:: Data supplied ::

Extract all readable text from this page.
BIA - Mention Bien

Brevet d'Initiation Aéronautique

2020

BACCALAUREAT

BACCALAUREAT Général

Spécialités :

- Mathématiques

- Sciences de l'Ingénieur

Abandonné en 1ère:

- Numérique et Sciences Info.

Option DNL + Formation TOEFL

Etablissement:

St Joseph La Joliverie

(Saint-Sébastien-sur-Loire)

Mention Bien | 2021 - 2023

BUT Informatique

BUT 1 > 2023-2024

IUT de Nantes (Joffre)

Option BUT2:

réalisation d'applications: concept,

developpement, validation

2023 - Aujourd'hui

:::

▶ [Work to be completed]:
The entries above must be returned in full, exactly as shown.

▶ [Right answer]:
Extract all readable text from this page.
BIA - Mention Bien

Brevet d'Initiation Aéronautique

2020

BACCALAUREAT

BACCALAUREAT Général

Spécialités :

- Mathématiques

- Sciences de l'Ingénieur

Abandonné en 1ère:

- Numérique et Sciences Info.

Option DNL + Formation TOEFL

Etablissement:

St Joseph La Joliverie

(Saint-Sébastien-sur-Loire)

Mention Bien | 2021 - 2023

BUT Informatique

BUT 1 > 2023-2024

IUT de Nantes (Joffre)

Option BUT2:

réalisation d'applications: concept,

developpement, validation

2023 - Aujourd'hui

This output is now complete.